_Goal_:
Your task is to transcribe all the entries exactly, excluding pictures.

Data excerpts
====================

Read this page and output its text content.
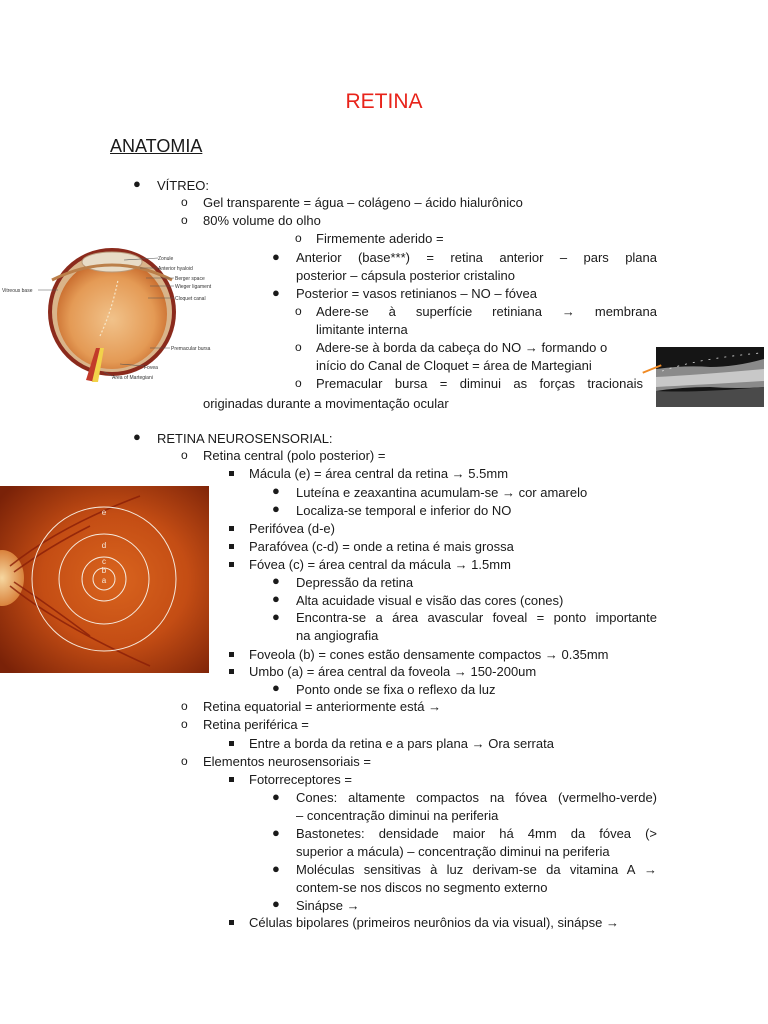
RETINA
ANATOMIA
● VÍTREO:
o Gel transparente = água – colágeno – ácido hialurônico
o 80% volume do olho
o Firmemente aderido =
● Anterior (base***) = retina anterior – pars plana
posterior – cápsula posterior cristalino
● Posterior = vasos retinianos – NO – fóvea
o Adere-se à superfície retiniana → membrana
limitante interna
o Adere-se à borda da cabeça do NO → formando o
início do Canal de Cloquet = área de Martegiani
o Premacular bursa = diminui as forças tracionais
originadas durante a movimentação ocular
Zonule
Anterior hyaloid
Berger space
Wieger ligament
Cloquet canal
Vitreous base
Premacular bursa
Fovea
Area of Martegiani
● RETINA NEUROSENSORIAL:
o Retina central (polo posterior) =
Mácula (e) = área central da retina → 5.5mm
● Luteína e zeaxantina acumulam-se → cor amarelo
● Localiza-se temporal e inferior do NO
Perifóvea (d-e)
Parafóvea (c-d) = onde a retina é mais grossa
Fóvea (c) = área central da mácula → 1.5mm
● Depressão da retina
● Alta acuidade visual e visão das cores (cones)
● Encontra-se a área avascular foveal = ponto importante
na angiografia
Foveola (b) = cones estão densamente compactos → 0.35mm
Umbo (a) = área central da foveola → 150-200um
● Ponto onde se fixa o reflexo da luz
o Retina equatorial = anteriormente está →
o Retina periférica =
Entre a borda da retina e a pars plana → Ora serrata
o Elementos neurosensoriais =
Fotorreceptores =
● Cones: altamente compactos na fóvea (vermelho-verde)
– concentração diminui na periferia
● Bastonetes: densidade maior há 4mm da fóvea (>
superior a mácula) – concentração diminui na periferia
● Moléculas sensitivas à luz derivam-se da vitamina A →
contem-se nos discos no segmento externo
● Sinápse →
Células bipolares (primeiros neurônios da via visual), sinápse →
e
d
c
b
a
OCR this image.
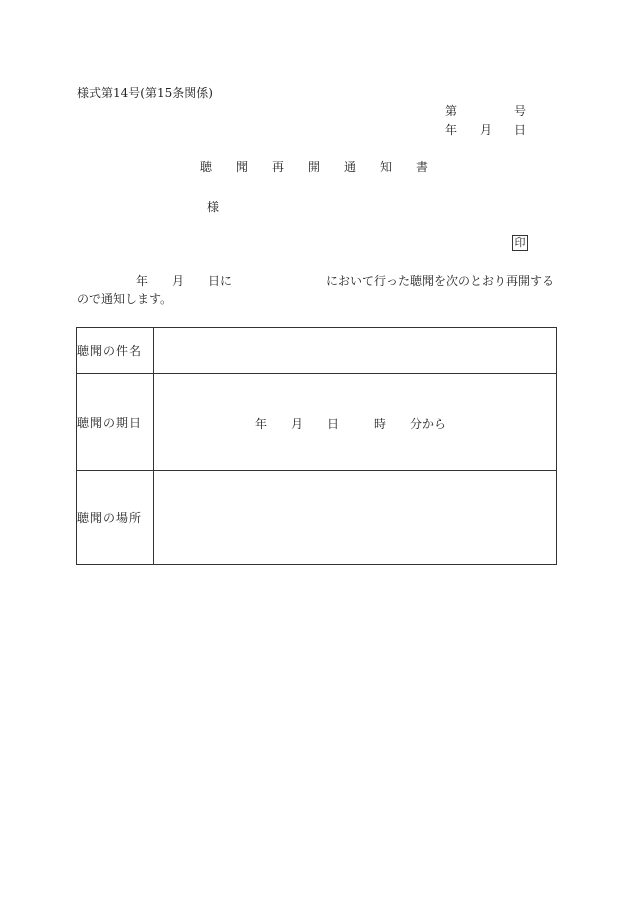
様式第14号(第15条関係)
第	号
年 月 日
聴 聞 再 開 通 知 書
様
印
年 月 日に	において行った聴聞を次のとおり再開する
ので通知します。
聴聞の件名	
聴聞の期日	年 月 日 時 分から

聴聞の場所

====================

_Solution to this exercise_:
Read this page and output its text content.
RETINA
ANATOMIA
● VÍTREO:
o Gel transparente = água – colágeno – ácido hialurônico
o 80% volume do olho
o Firmemente aderido =
● Anterior (base***) = retina anterior – pars plana
posterior – cápsula posterior cristalino
● Posterior = vasos retinianos – NO – fóvea
o Adere-se à superfície retiniana → membrana
limitante interna
o Adere-se à borda da cabeça do NO → formando o
início do Canal de Cloquet = área de Martegiani
o Premacular bursa = diminui as forças tracionais
originadas durante a movimentação ocular
Zonule
Anterior hyaloid
Berger space
Wieger ligament
Cloquet canal
Vitreous base
Premacular bursa
Fovea
Area of Martegiani
● RETINA NEUROSENSORIAL:
o Retina central (polo posterior) =
Mácula (e) = área central da retina → 5.5mm
● Luteína e zeaxantina acumulam-se → cor amarelo
● Localiza-se temporal e inferior do NO
Perifóvea (d-e)
Parafóvea (c-d) = onde a retina é mais grossa
Fóvea (c) = área central da mácula → 1.5mm
● Depressão da retina
● Alta acuidade visual e visão das cores (cones)
● Encontra-se a área avascular foveal = ponto importante
na angiografia
Foveola (b) = cones estão densamente compactos → 0.35mm
Umbo (a) = área central da foveola → 150-200um
● Ponto onde se fixa o reflexo da luz
o Retina equatorial = anteriormente está →
o Retina periférica =
Entre a borda da retina e a pars plana → Ora serrata
o Elementos neurosensoriais =
Fotorreceptores =
● Cones: altamente compactos na fóvea (vermelho-verde)
– concentração diminui na periferia
● Bastonetes: densidade maior há 4mm da fóvea (>
superior a mácula) – concentração diminui na periferia
● Moléculas sensitivas à luz derivam-se da vitamina A →
contem-se nos discos no segmento externo
● Sinápse →
Células bipolares (primeiros neurônios da via visual), sinápse →
e
d
c
b
a
OCR this image.
様式第14号(第15条関係)
第	号
年 月 日
聴 聞 再 開 通 知 書
様
印
年 月 日に	において行った聴聞を次のとおり再開する
ので通知します。
聴聞の件名	
聴聞の期日	年 月 日 時 分から

聴聞の場所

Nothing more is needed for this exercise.